(Exercise requirements):
Write out every line of the material as it stands, apart from the pictures.

(Collected data entries)
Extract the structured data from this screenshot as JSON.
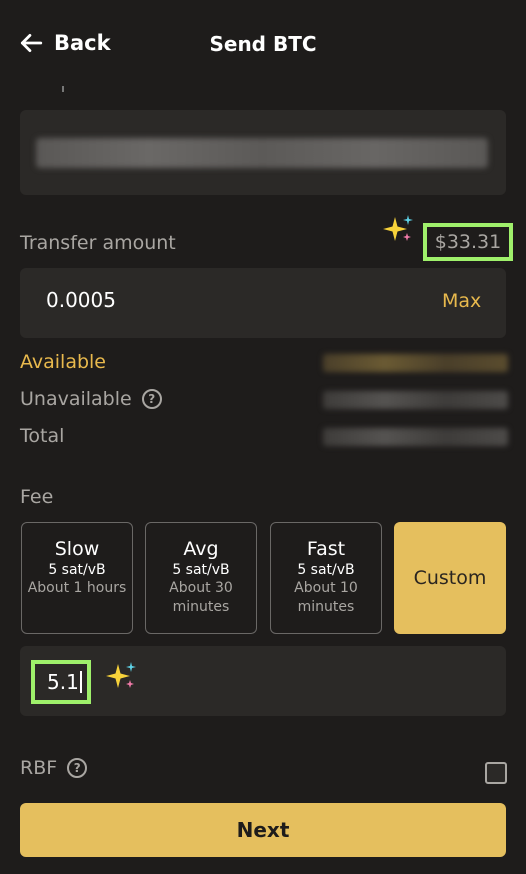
{
  "header": {
    "back_label": "Back",
    "title": "Send BTC"
  },
  "transfer": {
    "label": "Transfer amount",
    "usd_value": "$33.31",
    "amount": "0.0005",
    "max_label": "Max"
  },
  "balances": {
    "available_label": "Available",
    "unavailable_label": "Unavailable",
    "total_label": "Total"
  },
  "fee": {
    "label": "Fee",
    "options": [
      {
        "name": "Slow",
        "rate": "5 sat/vB",
        "time": "About 1 hours"
      },
      {
        "name": "Avg",
        "rate": "5 sat/vB",
        "time": "About 30 minutes"
      },
      {
        "name": "Fast",
        "rate": "5 sat/vB",
        "time": "About 10 minutes"
      }
    ],
    "custom_label": "Custom",
    "custom_value": "5.1"
  },
  "rbf": {
    "label": "RBF",
    "checked": false
  },
  "next_label": "Next",
  "colors": {
    "background": "#1e1c1b",
    "accent": "#e5bf5e",
    "highlight": "#9ff06b",
    "panel": "#2b2927"
  },
  "icons": {
    "back": "arrow-left-icon",
    "help": "question-circle-icon",
    "sparkle": "sparkle-icon"
  }
}
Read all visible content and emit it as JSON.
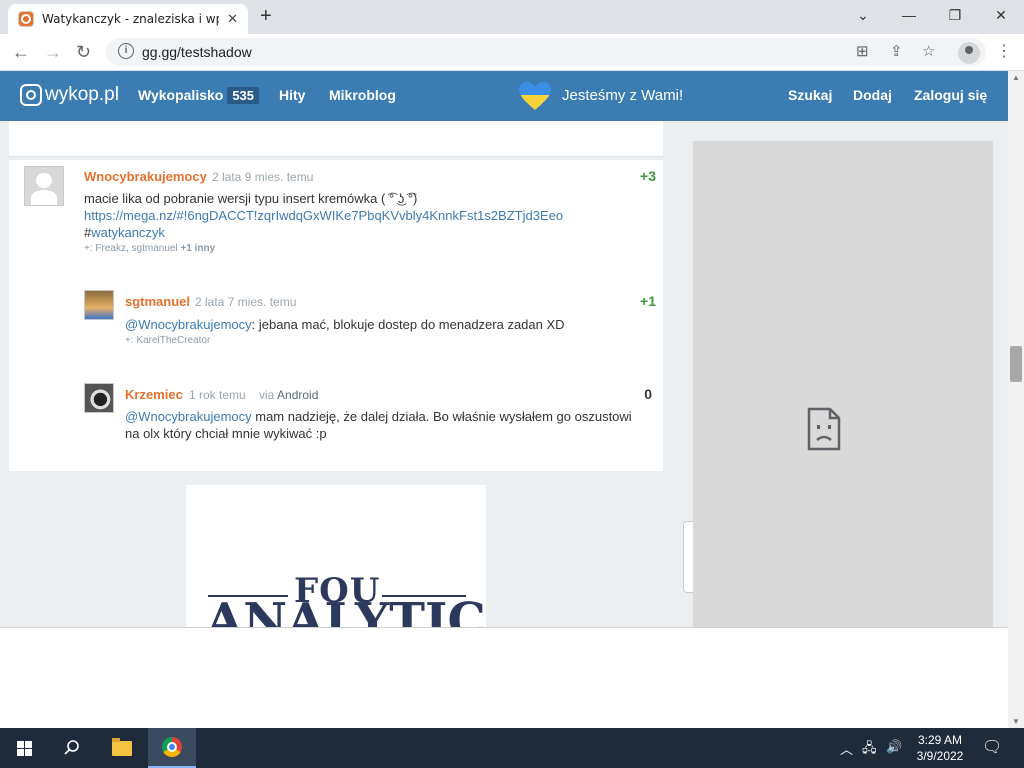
{
  "browser": {
    "tab_title": "Watykanczyk - znaleziska i wpisy",
    "tab_close": "✕",
    "new_tab": "+",
    "window_controls": [
      "⌄",
      "—",
      "❐",
      "✕"
    ],
    "url": "gg.gg/testshadow",
    "nav": {
      "back": "←",
      "forward": "→",
      "reload": "↻"
    }
  },
  "site_nav": {
    "logo": "wykop.pl",
    "items": [
      {
        "label": "Wykopalisko",
        "badge": "535"
      },
      {
        "label": "Hity"
      },
      {
        "label": "Mikroblog"
      }
    ],
    "banner": "Jesteśmy z Wami!",
    "right_items": [
      "Szukaj",
      "Dodaj",
      "Zaloguj się"
    ]
  },
  "comments": [
    {
      "user": "Wnocybrakujemocy",
      "time": "2 lata 9 mies. temu",
      "score": "+3",
      "text": "macie lika od pobranie wersji typu insert kremówka ( ͡° ͜ʖ ͡°)",
      "link": "https://mega.nz/#!6ngDACCT!zqrIwdqGxWIKe7PbqKVvbly4KnnkFst1s2BZTjd3Eeo",
      "tag_hash": "#",
      "tag": "watykanczyk",
      "plus_prefix": "+:",
      "plus_users": "Freakz, sgtmanuel",
      "plus_more": "+1 inny"
    },
    {
      "user": "sgtmanuel",
      "time": "2 lata 7 mies. temu",
      "score": "+1",
      "mention": "@Wnocybrakujemocy",
      "text": ": jebana mać, blokuje dostep do menadzera zadan XD",
      "plus_prefix": "+:",
      "plus_users": "KarelTheCreator"
    },
    {
      "user": "Krzemiec",
      "time": "1 rok temu",
      "via_prefix": "via",
      "via": "Android",
      "score": "0",
      "mention": "@Wnocybrakujemocy",
      "text_line1": " mam nadzieję, że dalej działa. Bo właśnie wysłałem go oszustowi",
      "text_line2": "na olx który chciał mnie wykiwać :p"
    }
  ],
  "ad": {
    "line1": "FOU",
    "line2": "ANALYTICS"
  },
  "taskbar": {
    "time": "3:29 AM",
    "date": "3/9/2022"
  },
  "colors": {
    "nav_bg": "#3b7cb3",
    "username": "#e4712d",
    "score_positive": "#3a9a3a",
    "score_zero": "#333333",
    "link": "#3b7cb3"
  }
}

(Exercise response):
Extract the structured data from this screenshot as JSON.
{
  "header": {
    "back_label": "Back",
    "title": "Send BTC"
  },
  "transfer": {
    "label": "Transfer amount",
    "usd_value": "$33.31",
    "amount": "0.0005",
    "max_label": "Max"
  },
  "balances": {
    "available_label": "Available",
    "unavailable_label": "Unavailable",
    "total_label": "Total"
  },
  "fee": {
    "label": "Fee",
    "options": [
      {
        "name": "Slow",
        "rate": "5 sat/vB",
        "time": "About 1 hours"
      },
      {
        "name": "Avg",
        "rate": "5 sat/vB",
        "time": "About 30 minutes"
      },
      {
        "name": "Fast",
        "rate": "5 sat/vB",
        "time": "About 10 minutes"
      }
    ],
    "custom_label": "Custom",
    "custom_value": "5.1"
  },
  "rbf": {
    "label": "RBF",
    "checked": false
  },
  "next_label": "Next",
  "colors": {
    "background": "#1e1c1b",
    "accent": "#e5bf5e",
    "highlight": "#9ff06b",
    "panel": "#2b2927"
  },
  "icons": {
    "back": "arrow-left-icon",
    "help": "question-circle-icon",
    "sparkle": "sparkle-icon"
  }
}
Read all visible content and emit it as JSON.
{
  "browser": {
    "tab_title": "Watykanczyk - znaleziska i wpisy",
    "tab_close": "✕",
    "new_tab": "+",
    "window_controls": [
      "⌄",
      "—",
      "❐",
      "✕"
    ],
    "url": "gg.gg/testshadow",
    "nav": {
      "back": "←",
      "forward": "→",
      "reload": "↻"
    }
  },
  "site_nav": {
    "logo": "wykop.pl",
    "items": [
      {
        "label": "Wykopalisko",
        "badge": "535"
      },
      {
        "label": "Hity"
      },
      {
        "label": "Mikroblog"
      }
    ],
    "banner": "Jesteśmy z Wami!",
    "right_items": [
      "Szukaj",
      "Dodaj",
      "Zaloguj się"
    ]
  },
  "comments": [
    {
      "user": "Wnocybrakujemocy",
      "time": "2 lata 9 mies. temu",
      "score": "+3",
      "text": "macie lika od pobranie wersji typu insert kremówka ( ͡° ͜ʖ ͡°)",
      "link": "https://mega.nz/#!6ngDACCT!zqrIwdqGxWIKe7PbqKVvbly4KnnkFst1s2BZTjd3Eeo",
      "tag_hash": "#",
      "tag": "watykanczyk",
      "plus_prefix": "+:",
      "plus_users": "Freakz, sgtmanuel",
      "plus_more": "+1 inny"
    },
    {
      "user": "sgtmanuel",
      "time": "2 lata 7 mies. temu",
      "score": "+1",
      "mention": "@Wnocybrakujemocy",
      "text": ": jebana mać, blokuje dostep do menadzera zadan XD",
      "plus_prefix": "+:",
      "plus_users": "KarelTheCreator"
    },
    {
      "user": "Krzemiec",
      "time": "1 rok temu",
      "via_prefix": "via",
      "via": "Android",
      "score": "0",
      "mention": "@Wnocybrakujemocy",
      "text_line1": " mam nadzieję, że dalej działa. Bo właśnie wysłałem go oszustowi",
      "text_line2": "na olx który chciał mnie wykiwać :p"
    }
  ],
  "ad": {
    "line1": "FOU",
    "line2": "ANALYTICS"
  },
  "taskbar": {
    "time": "3:29 AM",
    "date": "3/9/2022"
  },
  "colors": {
    "nav_bg": "#3b7cb3",
    "username": "#e4712d",
    "score_positive": "#3a9a3a",
    "score_zero": "#333333",
    "link": "#3b7cb3"
  }
}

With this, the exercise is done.